ÉNONCÉ ÉCRIT 1: Renvoie sans rien modifier le passage du texte sur le désir qui va de « Il faudrait faire » jusqu'à « dans le monde. » inclus.
ÉNONCÉ ÉCRIT 2: Reprends le texte sur le désir là où il s'arrête et poursuis-en l'écriture.

Peut-être aussi que le manque, s’il appelle au désir, est déjà un changement en puissance…
Dans ce numéro se sont donc logés des textes couleur printemps. Écrits par les élèves auxquels je donnais ce cours. Non par bonté d’âme ni par dépit mais bien parce que pour gagner ma croûte, c’est ce que je sais faire de mieux, transmettre l’étonnement de la pensée et du doute dans les jalons posés par l’histoire des idées.
« Je désire parce que je suis une fille.
Pourtant on ne peut pas tout avoir et il faut limiter ses désirs,
Et on a peur d’être déçu.
Il faudrait faire plus attention à l’environnement,
Pour que je puisse bien m’amuser en ville. »
« Je désire parce que je suis.
Pourtant je ne suis pas un animal
Et je veux aller vivre quelque part où je vivrai heureuse et tranquille (si possible dans un trou d’Hobbit).
Il faudrait pouvoir faire ce qu’on a envie,
Pour que tout se passe mieux dans le monde.
Finalement, j’ai passé une bonne soirée malgré ma tristesse. »

DONNÉES FOURNIES:
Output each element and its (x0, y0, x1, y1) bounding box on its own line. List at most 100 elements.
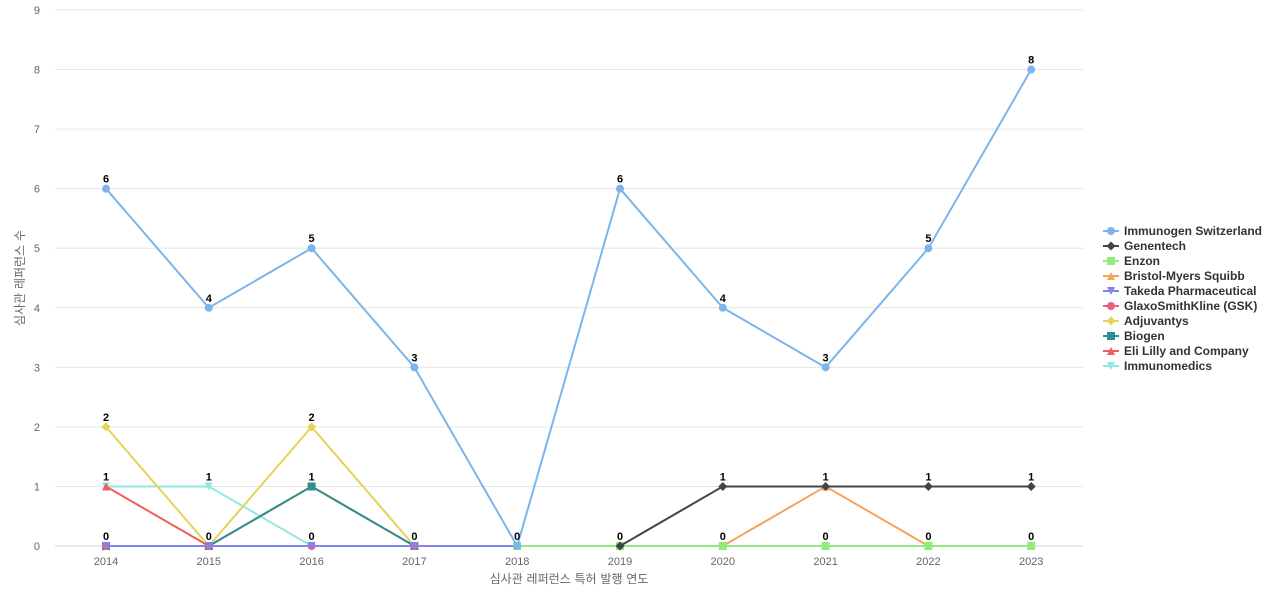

RÉSULTAT OBTENU 1:
Il faudrait faire plus attention à l’environnement,
Pour que je puisse bien m’amuser en ville. »
« Je désire parce que je suis.
Pourtant je ne suis pas un animal
Et je veux aller vivre quelque part où je vivrai heureuse et tranquille (si possible dans un trou d’Hobbit).
Il faudrait pouvoir faire ce qu’on a envie,
Pour que tout se passe mieux dans le monde.

RÉSULTAT OBTENU 2:
« Je désire parce que je suis un être humain.
Pourtant, on a pas toujours ce qu’on veut,
Et alors, j’arrive à me contrôler.
Il faudrait légaliser la vente de cannabis
Pour que personne ne soit déçu.
Finalement, la vie devrait être plus simple. »
« Je désire voyager parce que ça me permet de m’évader.
Pourtant, le désir peut avoir différentes significations
Et c’est dommage.
Il faudrait que les gens arrêtent d’être jaloux
Pour que tout le monde soit heureux.
Finalement, c’est peut-être mieux comme ça. »
1. Les textes encadrés ont été rédigés par les élèves suite à un atelier proposé par Prospective Jeunesse sur la thématique du désir.